§ Requisitos do exercício
#1 Quais são os termos que formam a tríade citada no texto sobre escrita e loucura? Liste todos.
#2 Prossiga com o texto sobre escrita e loucura a partir da última frase dele.

§ Texto extraído

==*==

Eu troquei de mundo-vida-país no verão seguinte… Era agosto. A cidade estava fria-cinza e colorida por uma gente apressada, que disputava o metro quadrado de cada calçada. Eu vestia um agasalho Adidas azul-marinho em meio a pessoas encapuzadas, com as mãos enfiadas nos bolsos. Eu ia devagar, na contramão e sem destino-rumo, como na infância. Precisava desesperadamente de um Café. Ao levantar os olhos, me deparei com um prédio-cinza-sujo-antigo emergindo solitário numa esquina. Atravessei a rua. A estátua em bronze fincada na calçada era de Camões. Dei de ombros — não era leitura-minha. Nunca nutri simpatia por seus versos. Segui em frente e ao olhar para cima, esbarrei nas grafias escuras como as que rondavam o muro da vila-vizinha da minha infância. Sem idioma-suficiente para entender o que era palavra-grafitada, tentei descobrir o que era o lugar. Biblioteca Mário de Andrade — explicou-me um tipo africano-sorridente, com guias coloridas no pescoço. A simpática Figura desdobrou-se para me fazer compreender o seu idioma. Agradeci a ele, como quem reverencia a uma entidade mística.

Dez anos depois, publiquei o meu primeiro romance.

 

Real ou imaginário?

Um dos temas que sempre rondaram a minha mente… Antes de decidir me aventurar pelo universo da escrita — até por ser um assunto recorrente no mundo de onde vim — a psicologia —, é o limiar da tríade: real, fictício e imaginário.

Nas pesquisas que fiz, encontrei uma tênue relação entre a loucura — enquanto elemento dionisíaco — e a realidade das coisas, suas causas e consequências.

Percebi que o mundo artístico flerta — sem cuidados ou preocupações, e com qualquer coisa de naturalidade — com a insanidade. Ser louco é, ao que tudo indica, uma condição essencial para o indivíduo Artista que se equilibra entre o real e o imaginário. Ora pende para um lado. Ora para o outro… Não seria surpresa se, em algum momento, ficasse impossível diferenciar um do outro.

Pessoa acusou em seus versos — ‘o poeta é um fingidor. Finge tão completamente que chega a fingir que é dor a dor que deveras sente’. O homem que escrevia sentiu-se a vontade para afirmar que o artista transita por mundos distintos, sob medida para a sua loucura. Mas há consequências… o homem não sai ileso dessas realidades e a Arte o salva de si mesmo ou o condena.

==*==

§ Linhas armazenadas
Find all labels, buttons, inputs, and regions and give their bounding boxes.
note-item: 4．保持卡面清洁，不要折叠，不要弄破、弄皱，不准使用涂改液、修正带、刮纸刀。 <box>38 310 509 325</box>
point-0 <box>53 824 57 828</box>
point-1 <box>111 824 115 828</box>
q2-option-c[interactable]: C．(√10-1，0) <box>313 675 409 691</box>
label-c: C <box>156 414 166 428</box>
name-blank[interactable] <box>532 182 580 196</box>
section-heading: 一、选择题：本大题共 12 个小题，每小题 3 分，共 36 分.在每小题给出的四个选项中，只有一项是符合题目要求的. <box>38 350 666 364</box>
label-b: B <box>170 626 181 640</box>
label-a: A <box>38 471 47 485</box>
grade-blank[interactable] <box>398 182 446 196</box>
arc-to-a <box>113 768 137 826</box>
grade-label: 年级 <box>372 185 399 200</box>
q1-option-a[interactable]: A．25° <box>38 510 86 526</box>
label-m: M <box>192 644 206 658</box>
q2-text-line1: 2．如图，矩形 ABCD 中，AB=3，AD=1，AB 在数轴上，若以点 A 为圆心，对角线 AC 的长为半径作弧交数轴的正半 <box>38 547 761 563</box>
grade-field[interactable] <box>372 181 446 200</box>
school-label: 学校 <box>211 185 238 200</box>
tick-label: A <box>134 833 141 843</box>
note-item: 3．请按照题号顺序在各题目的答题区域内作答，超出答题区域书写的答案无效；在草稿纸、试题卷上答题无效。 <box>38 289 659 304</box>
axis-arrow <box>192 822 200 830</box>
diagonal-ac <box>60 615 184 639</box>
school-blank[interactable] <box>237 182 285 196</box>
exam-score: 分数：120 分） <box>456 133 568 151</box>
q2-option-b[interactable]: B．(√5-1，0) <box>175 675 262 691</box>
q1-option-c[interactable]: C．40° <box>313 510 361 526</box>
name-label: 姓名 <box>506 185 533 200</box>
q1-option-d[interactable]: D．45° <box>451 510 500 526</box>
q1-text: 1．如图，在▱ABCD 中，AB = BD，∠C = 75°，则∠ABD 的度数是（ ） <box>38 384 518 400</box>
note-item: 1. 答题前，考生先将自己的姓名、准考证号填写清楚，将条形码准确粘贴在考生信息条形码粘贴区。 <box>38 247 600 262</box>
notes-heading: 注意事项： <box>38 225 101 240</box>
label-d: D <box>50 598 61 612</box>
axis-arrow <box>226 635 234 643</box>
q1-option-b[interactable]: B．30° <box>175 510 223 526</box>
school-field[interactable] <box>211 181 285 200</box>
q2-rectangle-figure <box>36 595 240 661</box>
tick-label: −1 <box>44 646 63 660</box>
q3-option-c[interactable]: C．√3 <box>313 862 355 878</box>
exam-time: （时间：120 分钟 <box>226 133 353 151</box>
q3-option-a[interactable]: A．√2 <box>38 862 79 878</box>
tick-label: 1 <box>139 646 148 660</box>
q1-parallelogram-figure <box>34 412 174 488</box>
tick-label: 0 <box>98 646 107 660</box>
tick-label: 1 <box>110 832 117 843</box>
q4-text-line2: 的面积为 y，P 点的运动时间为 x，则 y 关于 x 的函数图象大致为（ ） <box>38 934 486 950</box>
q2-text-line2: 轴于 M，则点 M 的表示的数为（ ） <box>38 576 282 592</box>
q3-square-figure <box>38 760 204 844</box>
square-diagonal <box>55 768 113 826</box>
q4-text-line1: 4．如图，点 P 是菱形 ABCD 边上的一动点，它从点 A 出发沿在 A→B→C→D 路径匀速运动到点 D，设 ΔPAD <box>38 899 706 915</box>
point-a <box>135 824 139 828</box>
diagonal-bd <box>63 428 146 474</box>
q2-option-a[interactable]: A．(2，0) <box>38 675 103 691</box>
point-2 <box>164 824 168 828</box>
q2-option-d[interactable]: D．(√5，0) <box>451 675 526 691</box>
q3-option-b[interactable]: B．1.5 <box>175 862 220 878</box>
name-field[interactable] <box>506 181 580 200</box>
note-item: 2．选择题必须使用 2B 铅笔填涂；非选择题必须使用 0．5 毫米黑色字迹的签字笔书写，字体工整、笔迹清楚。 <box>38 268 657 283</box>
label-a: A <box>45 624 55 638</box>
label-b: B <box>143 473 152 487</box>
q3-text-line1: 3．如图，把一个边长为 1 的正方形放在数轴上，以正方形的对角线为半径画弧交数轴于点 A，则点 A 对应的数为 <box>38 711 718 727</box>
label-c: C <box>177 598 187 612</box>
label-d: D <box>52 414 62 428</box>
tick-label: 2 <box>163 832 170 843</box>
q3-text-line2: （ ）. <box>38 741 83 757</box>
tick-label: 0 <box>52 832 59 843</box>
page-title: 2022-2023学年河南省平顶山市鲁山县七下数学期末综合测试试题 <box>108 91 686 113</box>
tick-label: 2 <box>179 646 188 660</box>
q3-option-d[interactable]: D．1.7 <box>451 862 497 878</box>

==*==

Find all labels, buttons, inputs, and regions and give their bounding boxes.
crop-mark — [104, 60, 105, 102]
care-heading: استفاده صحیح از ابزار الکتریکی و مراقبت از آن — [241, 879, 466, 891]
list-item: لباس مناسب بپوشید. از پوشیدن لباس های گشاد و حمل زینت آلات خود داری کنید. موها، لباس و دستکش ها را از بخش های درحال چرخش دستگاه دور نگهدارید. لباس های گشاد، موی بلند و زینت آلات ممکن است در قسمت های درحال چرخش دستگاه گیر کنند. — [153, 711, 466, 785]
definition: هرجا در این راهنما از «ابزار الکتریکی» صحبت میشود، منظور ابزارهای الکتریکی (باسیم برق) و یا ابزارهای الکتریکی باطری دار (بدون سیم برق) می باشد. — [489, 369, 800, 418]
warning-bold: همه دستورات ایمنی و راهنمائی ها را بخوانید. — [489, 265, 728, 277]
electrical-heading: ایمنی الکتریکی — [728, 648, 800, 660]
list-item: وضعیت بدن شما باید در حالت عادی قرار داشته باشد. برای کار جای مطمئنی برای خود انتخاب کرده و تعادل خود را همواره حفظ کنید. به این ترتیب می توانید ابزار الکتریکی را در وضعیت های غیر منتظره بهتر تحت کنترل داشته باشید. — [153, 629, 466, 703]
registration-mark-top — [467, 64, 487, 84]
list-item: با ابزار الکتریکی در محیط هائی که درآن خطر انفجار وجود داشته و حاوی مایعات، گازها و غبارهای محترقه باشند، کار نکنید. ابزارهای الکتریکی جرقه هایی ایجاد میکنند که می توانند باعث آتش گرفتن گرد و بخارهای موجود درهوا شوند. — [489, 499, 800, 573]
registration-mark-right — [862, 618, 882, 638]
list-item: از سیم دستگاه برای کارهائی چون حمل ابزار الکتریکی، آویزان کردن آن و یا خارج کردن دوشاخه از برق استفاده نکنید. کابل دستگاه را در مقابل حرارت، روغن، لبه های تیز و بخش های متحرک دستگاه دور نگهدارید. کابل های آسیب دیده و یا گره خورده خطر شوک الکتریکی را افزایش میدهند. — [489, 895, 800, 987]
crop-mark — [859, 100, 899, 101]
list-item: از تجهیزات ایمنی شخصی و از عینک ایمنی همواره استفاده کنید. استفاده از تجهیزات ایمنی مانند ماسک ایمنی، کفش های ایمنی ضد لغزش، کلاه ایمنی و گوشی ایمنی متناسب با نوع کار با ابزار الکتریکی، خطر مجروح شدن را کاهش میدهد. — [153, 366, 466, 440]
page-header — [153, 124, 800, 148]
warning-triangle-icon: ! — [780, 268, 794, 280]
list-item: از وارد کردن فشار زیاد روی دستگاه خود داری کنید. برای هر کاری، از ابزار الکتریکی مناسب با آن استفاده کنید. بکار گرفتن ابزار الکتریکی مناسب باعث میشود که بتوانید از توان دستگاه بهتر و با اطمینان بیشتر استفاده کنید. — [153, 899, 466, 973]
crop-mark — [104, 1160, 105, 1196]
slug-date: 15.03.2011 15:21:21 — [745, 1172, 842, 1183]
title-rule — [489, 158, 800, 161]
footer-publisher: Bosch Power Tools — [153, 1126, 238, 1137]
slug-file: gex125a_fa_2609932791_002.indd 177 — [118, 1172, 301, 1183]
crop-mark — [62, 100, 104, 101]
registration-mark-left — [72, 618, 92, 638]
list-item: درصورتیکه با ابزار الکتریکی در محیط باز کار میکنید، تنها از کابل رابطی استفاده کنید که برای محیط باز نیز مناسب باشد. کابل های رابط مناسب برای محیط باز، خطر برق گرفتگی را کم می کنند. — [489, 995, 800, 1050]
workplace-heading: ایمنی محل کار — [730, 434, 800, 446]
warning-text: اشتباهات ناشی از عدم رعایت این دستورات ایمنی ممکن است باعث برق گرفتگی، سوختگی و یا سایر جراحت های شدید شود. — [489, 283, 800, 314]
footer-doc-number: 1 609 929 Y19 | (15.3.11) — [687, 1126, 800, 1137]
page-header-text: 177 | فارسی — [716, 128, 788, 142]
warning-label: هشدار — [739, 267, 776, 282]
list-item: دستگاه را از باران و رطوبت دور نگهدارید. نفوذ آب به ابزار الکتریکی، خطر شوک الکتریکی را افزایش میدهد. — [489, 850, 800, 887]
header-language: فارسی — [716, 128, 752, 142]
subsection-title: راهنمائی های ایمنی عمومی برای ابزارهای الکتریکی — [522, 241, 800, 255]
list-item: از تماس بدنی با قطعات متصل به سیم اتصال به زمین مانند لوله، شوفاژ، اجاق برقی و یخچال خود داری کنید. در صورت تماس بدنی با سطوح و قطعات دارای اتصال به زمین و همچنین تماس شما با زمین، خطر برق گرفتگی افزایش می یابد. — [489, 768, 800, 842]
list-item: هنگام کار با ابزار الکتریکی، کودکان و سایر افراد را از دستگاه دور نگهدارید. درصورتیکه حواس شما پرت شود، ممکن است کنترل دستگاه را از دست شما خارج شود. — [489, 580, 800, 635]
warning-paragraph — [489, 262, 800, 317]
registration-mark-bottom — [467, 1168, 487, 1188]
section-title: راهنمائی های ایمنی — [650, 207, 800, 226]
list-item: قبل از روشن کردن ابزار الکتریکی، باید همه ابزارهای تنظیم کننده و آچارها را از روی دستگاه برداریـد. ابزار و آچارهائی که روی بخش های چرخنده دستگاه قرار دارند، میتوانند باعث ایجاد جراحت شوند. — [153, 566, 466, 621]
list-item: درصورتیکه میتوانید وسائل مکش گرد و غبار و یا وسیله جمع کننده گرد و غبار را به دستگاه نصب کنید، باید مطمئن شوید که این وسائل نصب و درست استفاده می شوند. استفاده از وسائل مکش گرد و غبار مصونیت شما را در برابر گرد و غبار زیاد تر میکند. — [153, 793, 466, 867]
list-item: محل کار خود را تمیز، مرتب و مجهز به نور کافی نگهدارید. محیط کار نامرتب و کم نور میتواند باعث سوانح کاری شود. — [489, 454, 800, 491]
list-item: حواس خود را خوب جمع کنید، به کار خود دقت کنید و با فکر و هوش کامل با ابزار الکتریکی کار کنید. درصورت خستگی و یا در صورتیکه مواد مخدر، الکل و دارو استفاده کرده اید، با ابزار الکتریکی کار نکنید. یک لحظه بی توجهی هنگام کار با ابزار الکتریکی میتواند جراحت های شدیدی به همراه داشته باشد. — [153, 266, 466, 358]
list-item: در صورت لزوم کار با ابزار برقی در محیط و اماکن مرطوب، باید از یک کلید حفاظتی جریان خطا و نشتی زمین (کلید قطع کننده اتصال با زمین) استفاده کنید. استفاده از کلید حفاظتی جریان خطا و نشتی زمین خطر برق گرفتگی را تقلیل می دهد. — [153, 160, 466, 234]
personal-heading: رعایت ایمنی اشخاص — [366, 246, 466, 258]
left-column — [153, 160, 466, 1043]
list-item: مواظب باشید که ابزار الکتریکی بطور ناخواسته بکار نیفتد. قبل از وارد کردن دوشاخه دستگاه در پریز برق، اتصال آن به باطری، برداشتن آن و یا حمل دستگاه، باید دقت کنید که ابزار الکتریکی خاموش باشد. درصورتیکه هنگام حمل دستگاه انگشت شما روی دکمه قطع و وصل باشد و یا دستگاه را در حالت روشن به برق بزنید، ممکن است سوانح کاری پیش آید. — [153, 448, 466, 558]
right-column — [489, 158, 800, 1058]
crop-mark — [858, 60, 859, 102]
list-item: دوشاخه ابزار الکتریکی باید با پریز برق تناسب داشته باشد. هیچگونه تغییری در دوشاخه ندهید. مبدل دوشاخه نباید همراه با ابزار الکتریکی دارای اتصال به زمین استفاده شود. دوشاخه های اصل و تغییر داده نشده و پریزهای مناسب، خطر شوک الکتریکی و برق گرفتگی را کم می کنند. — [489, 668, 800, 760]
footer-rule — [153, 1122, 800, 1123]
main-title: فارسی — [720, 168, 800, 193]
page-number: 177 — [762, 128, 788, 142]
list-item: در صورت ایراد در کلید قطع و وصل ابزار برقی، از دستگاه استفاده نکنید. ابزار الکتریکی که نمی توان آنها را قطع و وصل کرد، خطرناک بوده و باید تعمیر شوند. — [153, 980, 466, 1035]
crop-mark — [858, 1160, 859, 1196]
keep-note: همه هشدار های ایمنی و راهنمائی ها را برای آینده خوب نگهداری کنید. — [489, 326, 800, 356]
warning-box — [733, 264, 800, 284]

==*==

§ Respostas do exercício
#1 real, fictício, imaginário

#2
Eu estava na FLIP — no ano de 2009 —, quando a presença de uma Senhora francesa causou certo frisson nos caminhos que me levavam à Tenda do evento em Paraty. Não se falava em outra coisa. A ilustre presença da autora do livro “A vida Sexual de Catherine M.” — era assunto em todos os cantos e bancos — principalmente por ser a responsável por gerar enorme estardalhaço na sempre tão moderna Paris, que se mostrou incapaz de lidar com a narrativa tão livre de amarras da autora. 

Catherine, sem pudor — como é dever de um autor —, escolheu narrar sua apimentada relação com homens e mulheres, a partir dos seus dezoito anos. Ela tinha muito a contar. Afinal, soube se aproveitar — como poucos — a aclamada liberdade sexual.

Quando Millet foi anunciada… tinha acabado de devorado as poucas páginas de seu livro. Ao contrário de muitos ali, não acusei espanto ou horror. Considerei o estilo de Millet — que é também crítica de arte e fundadora da conceituada revista Art Press — bastante raso… e precário.   

“Participei de uma suruba pela primeira vez nas semanas que se seguiram à minha defloração”. E acrescentou: “Me pegam e me viram em todos os sentidos que querem”.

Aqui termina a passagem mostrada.